_Task goal_. Find every line in the records below that contains the word "Diskusi", and copy each such line.

_Data section_.
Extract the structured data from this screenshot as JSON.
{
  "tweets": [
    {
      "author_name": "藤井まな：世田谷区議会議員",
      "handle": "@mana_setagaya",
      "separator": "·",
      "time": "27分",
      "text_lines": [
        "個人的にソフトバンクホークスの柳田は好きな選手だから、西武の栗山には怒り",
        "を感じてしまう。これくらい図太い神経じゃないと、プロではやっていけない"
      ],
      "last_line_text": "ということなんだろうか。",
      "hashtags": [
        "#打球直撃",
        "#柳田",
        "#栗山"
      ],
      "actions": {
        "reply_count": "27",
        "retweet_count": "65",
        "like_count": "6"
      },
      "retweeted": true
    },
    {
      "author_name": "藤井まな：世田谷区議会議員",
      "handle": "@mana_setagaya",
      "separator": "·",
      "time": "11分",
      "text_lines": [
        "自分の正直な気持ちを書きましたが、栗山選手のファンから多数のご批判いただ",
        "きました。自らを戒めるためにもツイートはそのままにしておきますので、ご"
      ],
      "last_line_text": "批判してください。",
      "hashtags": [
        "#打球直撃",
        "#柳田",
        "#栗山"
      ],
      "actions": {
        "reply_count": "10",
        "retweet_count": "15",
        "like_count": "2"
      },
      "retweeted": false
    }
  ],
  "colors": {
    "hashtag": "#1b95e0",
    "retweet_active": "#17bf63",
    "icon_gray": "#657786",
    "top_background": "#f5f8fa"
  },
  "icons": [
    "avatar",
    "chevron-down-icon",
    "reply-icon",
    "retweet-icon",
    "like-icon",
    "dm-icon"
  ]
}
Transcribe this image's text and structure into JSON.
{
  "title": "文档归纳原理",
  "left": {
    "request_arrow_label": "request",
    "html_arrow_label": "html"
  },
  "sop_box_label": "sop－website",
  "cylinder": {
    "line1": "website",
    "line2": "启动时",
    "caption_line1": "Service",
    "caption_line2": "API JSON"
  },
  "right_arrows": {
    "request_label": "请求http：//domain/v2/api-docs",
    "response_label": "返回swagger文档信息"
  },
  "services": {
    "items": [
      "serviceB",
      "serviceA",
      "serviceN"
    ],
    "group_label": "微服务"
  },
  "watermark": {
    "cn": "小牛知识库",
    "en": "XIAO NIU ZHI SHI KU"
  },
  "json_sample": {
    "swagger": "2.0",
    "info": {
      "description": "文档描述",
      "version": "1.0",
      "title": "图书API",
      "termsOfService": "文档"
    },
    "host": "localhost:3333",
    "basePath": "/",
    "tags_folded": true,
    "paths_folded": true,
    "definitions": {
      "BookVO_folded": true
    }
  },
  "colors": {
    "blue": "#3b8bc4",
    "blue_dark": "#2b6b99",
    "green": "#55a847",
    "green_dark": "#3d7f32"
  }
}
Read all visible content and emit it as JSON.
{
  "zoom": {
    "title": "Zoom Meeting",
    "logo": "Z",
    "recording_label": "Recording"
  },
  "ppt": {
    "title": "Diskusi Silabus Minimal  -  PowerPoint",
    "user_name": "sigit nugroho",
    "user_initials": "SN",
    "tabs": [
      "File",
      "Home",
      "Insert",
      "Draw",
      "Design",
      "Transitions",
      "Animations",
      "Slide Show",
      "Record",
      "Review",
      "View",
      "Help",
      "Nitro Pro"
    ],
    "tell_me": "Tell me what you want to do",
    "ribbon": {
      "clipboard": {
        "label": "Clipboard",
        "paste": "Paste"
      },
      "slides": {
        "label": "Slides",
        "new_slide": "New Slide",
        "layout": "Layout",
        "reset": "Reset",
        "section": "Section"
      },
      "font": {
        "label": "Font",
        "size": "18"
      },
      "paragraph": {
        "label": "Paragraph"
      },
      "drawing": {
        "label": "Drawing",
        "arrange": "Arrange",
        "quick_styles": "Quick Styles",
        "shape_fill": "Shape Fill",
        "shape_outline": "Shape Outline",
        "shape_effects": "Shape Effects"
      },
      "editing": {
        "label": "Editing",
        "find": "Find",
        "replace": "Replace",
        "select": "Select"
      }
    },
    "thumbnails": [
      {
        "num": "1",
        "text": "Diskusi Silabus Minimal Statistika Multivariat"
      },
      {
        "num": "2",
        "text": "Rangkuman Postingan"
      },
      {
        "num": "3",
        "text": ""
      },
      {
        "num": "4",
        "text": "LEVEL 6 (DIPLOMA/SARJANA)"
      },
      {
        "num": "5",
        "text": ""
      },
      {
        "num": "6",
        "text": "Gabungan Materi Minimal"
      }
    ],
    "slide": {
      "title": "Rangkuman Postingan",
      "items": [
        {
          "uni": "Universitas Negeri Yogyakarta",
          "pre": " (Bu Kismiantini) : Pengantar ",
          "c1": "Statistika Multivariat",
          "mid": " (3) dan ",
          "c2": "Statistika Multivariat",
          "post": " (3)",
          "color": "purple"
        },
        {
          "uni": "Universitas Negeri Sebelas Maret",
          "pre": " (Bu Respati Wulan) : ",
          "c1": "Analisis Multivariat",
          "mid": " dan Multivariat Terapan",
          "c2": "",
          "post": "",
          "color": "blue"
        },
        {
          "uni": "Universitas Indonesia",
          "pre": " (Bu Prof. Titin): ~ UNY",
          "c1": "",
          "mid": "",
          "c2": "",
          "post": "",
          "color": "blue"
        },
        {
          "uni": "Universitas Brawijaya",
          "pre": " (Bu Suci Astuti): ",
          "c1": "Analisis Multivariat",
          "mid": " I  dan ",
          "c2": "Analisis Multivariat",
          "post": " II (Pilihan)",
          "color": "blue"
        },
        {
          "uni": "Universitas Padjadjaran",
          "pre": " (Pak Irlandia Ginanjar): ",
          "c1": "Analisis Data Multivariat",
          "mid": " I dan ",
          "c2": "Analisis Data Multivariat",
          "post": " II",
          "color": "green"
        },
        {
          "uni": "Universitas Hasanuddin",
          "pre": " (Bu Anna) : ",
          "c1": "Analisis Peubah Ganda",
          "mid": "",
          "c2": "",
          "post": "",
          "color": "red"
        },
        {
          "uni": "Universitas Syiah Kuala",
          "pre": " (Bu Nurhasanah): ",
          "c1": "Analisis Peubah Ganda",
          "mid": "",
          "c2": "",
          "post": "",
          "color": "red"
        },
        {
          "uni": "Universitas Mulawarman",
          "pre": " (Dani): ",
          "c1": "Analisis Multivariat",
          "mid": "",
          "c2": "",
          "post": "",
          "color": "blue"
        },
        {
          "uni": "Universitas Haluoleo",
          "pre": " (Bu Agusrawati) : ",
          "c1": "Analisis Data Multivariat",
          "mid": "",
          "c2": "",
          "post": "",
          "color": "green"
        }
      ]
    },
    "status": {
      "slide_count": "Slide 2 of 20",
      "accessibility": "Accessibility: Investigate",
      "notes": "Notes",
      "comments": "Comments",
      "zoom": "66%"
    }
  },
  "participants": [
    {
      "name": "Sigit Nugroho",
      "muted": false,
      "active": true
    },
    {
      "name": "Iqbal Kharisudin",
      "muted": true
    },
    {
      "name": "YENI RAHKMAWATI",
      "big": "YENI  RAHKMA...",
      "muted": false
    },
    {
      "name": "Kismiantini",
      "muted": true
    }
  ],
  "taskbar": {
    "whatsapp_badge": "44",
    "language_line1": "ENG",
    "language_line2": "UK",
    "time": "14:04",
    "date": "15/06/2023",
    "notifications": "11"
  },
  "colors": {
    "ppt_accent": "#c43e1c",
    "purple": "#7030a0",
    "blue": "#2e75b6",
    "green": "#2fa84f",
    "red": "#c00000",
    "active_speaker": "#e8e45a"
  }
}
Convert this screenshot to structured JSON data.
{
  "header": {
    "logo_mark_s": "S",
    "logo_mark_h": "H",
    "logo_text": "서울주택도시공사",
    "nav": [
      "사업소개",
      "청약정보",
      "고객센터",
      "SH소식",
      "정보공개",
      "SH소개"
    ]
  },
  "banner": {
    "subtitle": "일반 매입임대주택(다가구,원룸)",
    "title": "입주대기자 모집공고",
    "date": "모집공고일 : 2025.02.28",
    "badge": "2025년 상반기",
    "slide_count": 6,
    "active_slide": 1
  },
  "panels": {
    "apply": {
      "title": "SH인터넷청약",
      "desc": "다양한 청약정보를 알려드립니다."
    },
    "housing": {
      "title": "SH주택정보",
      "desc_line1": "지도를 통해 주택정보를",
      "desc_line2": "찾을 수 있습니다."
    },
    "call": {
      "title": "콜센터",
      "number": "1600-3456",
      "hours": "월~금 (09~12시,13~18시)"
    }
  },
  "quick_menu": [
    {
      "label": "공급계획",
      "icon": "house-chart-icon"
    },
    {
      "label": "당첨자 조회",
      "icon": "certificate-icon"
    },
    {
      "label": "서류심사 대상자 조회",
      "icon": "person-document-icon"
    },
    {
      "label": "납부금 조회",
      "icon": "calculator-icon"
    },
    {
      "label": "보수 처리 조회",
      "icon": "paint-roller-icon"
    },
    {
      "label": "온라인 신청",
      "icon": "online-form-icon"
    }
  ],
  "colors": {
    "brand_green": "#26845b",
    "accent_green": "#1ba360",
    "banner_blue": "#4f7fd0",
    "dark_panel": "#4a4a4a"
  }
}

_Written solution_.
    "title": "Diskusi Silabus Minimal  -  PowerPoint",
        "text": "Diskusi Silabus Minimal Statistika Multivariat"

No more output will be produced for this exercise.